== ENTRIES SHOWN

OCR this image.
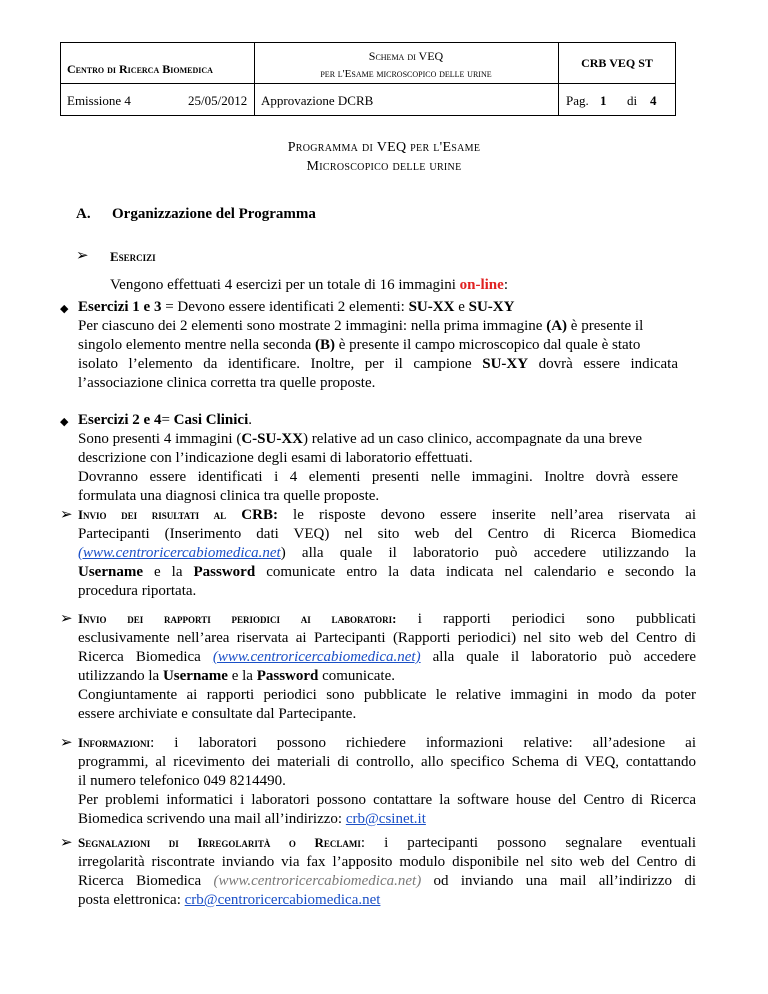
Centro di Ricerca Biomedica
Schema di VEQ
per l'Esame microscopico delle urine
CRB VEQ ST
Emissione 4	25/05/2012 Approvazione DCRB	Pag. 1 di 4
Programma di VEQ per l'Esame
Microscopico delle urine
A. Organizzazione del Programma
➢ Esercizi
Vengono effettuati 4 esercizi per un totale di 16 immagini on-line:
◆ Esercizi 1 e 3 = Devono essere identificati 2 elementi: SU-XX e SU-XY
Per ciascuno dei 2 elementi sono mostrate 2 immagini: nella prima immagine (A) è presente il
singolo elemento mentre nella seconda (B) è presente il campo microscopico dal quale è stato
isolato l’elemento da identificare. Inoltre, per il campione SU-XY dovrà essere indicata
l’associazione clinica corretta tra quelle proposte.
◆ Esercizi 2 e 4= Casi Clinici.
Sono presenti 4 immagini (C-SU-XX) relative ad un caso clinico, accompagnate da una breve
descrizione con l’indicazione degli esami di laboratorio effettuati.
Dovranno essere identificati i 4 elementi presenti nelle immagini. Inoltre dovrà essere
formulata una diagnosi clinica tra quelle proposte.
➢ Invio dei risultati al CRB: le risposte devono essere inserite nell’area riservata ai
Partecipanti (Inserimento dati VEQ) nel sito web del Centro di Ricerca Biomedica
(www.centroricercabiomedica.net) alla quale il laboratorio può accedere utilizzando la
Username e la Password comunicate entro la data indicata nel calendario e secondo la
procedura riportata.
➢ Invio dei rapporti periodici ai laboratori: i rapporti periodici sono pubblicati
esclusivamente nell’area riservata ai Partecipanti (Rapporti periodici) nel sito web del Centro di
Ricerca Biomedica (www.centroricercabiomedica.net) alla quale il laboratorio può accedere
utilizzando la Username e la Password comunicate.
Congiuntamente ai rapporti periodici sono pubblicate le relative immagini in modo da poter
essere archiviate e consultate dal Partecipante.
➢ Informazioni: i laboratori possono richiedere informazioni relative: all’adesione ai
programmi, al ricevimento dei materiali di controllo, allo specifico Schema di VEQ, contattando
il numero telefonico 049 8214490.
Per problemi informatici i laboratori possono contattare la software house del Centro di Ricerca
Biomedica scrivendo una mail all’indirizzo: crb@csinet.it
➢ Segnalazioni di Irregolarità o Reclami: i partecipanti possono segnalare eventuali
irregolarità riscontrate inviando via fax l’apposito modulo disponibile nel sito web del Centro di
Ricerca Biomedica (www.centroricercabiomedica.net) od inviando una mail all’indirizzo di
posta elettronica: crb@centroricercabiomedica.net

====
== ENTRIES SHOWN

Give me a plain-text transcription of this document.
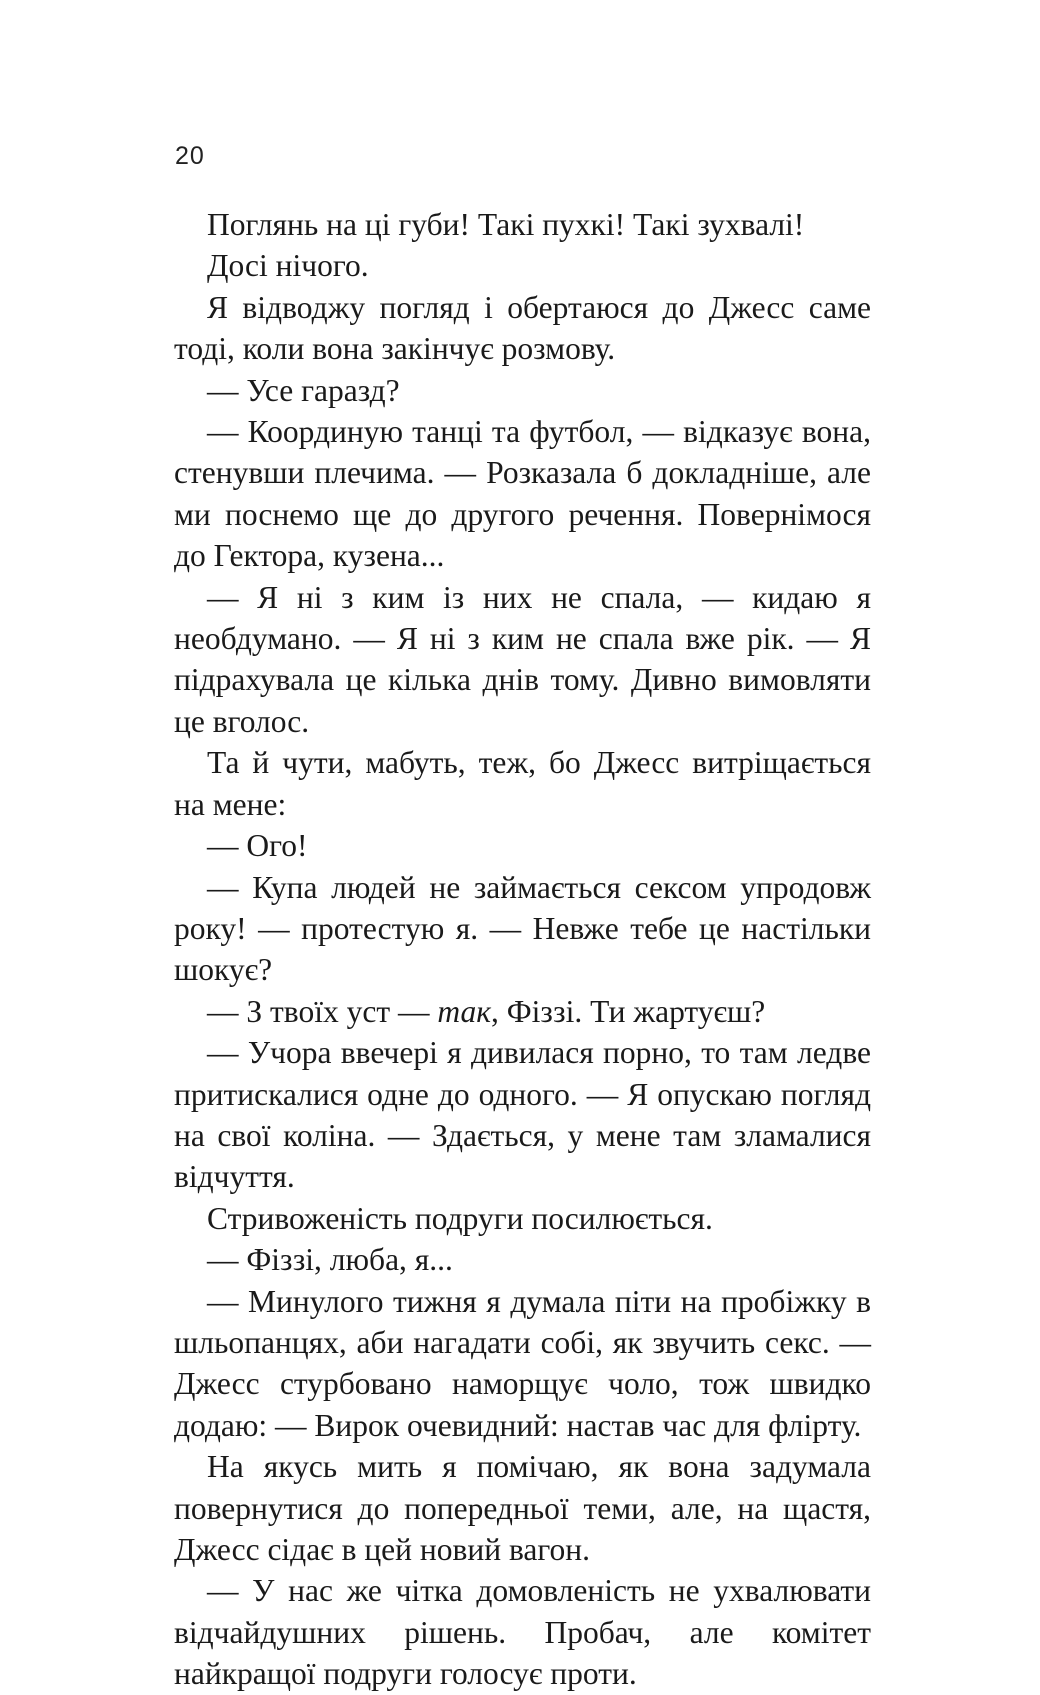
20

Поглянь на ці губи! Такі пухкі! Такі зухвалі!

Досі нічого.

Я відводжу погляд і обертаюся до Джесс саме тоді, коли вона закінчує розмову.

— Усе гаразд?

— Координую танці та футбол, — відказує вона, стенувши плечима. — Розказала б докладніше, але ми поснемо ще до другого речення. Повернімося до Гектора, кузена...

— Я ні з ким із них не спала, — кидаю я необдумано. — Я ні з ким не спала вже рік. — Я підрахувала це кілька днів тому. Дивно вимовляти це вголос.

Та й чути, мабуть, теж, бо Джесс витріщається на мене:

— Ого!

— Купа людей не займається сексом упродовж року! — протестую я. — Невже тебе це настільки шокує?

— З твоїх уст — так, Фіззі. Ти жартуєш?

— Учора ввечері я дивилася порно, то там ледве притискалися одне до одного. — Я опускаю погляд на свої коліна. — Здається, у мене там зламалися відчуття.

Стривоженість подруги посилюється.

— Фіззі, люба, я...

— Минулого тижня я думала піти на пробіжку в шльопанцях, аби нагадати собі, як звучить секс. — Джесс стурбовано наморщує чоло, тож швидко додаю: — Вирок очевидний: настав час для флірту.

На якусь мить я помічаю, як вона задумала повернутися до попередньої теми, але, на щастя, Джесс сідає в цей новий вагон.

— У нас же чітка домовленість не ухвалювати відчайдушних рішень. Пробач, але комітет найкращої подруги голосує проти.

====

# WHAT IS EXPECTED
Only lines holding the string "indirizzo" are wanted; gather each one from the entries above.

# EXERCISE RESULT
Biomedica scrivendo una mail all’indirizzo: crb@csinet.it
Ricerca Biomedica (www.centroricercabiomedica.net) od inviando una mail all’indirizzo di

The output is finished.